* [DIRECTIVE] Identify each line containing the word "active" and copy it.

Saved data entries:
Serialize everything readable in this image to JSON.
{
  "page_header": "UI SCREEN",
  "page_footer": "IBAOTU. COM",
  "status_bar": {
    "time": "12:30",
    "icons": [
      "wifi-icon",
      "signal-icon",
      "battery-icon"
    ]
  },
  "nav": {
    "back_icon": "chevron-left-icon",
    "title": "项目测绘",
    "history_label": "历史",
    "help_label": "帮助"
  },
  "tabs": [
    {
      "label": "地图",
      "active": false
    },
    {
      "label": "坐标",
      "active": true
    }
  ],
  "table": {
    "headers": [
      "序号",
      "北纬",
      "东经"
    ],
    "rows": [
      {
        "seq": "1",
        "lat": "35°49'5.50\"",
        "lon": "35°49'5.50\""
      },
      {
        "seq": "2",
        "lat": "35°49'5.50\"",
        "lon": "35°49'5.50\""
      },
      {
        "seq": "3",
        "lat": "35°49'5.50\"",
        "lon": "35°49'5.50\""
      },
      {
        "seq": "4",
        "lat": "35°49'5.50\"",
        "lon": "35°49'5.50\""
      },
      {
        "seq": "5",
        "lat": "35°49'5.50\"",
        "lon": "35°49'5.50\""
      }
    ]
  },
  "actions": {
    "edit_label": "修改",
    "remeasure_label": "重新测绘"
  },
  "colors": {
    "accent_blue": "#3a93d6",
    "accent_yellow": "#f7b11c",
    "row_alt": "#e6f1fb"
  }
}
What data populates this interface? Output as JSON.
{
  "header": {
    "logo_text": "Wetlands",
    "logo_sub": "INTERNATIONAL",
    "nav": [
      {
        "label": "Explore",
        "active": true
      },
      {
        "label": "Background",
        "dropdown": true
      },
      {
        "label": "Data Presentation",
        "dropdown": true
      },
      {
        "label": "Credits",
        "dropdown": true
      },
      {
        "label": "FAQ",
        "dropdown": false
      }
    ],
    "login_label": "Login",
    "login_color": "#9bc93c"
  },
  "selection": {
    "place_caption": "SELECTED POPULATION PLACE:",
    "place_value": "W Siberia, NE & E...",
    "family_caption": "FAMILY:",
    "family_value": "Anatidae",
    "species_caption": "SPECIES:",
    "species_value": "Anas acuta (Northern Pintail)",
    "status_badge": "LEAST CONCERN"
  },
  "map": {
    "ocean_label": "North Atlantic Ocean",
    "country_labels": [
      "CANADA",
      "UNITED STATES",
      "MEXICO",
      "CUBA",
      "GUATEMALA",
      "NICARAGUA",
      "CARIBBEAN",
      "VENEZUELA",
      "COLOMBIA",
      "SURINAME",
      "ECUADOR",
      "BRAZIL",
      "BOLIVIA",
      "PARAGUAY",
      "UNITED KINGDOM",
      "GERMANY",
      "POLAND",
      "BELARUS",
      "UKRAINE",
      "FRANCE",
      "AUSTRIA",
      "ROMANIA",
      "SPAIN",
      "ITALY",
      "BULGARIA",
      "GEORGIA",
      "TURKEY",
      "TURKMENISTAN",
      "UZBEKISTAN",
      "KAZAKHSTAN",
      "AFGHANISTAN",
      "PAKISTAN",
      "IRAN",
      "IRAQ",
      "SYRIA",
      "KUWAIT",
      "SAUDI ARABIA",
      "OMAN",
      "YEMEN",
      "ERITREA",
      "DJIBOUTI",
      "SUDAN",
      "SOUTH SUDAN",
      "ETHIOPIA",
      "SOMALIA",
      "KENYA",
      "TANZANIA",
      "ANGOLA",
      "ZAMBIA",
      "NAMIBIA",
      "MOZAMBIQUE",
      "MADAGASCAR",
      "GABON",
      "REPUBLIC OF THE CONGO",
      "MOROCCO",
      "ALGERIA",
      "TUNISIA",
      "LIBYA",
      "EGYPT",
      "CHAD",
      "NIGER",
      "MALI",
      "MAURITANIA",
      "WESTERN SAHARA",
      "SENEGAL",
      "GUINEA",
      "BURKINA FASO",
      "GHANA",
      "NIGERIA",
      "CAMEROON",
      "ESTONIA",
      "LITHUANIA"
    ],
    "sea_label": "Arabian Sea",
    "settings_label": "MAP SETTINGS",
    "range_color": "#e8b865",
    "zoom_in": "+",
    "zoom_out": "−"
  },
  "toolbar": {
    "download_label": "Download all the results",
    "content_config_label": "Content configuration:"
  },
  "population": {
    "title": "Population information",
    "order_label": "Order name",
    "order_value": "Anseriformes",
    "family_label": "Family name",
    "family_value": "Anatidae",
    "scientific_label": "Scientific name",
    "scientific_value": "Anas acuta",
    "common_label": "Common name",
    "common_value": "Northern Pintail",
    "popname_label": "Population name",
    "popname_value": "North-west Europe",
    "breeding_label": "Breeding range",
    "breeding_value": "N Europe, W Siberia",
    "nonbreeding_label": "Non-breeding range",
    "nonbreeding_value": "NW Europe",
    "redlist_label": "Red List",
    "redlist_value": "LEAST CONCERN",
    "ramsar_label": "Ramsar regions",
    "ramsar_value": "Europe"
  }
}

* [RESULT]
      "active": false
      "active": true
        "active": true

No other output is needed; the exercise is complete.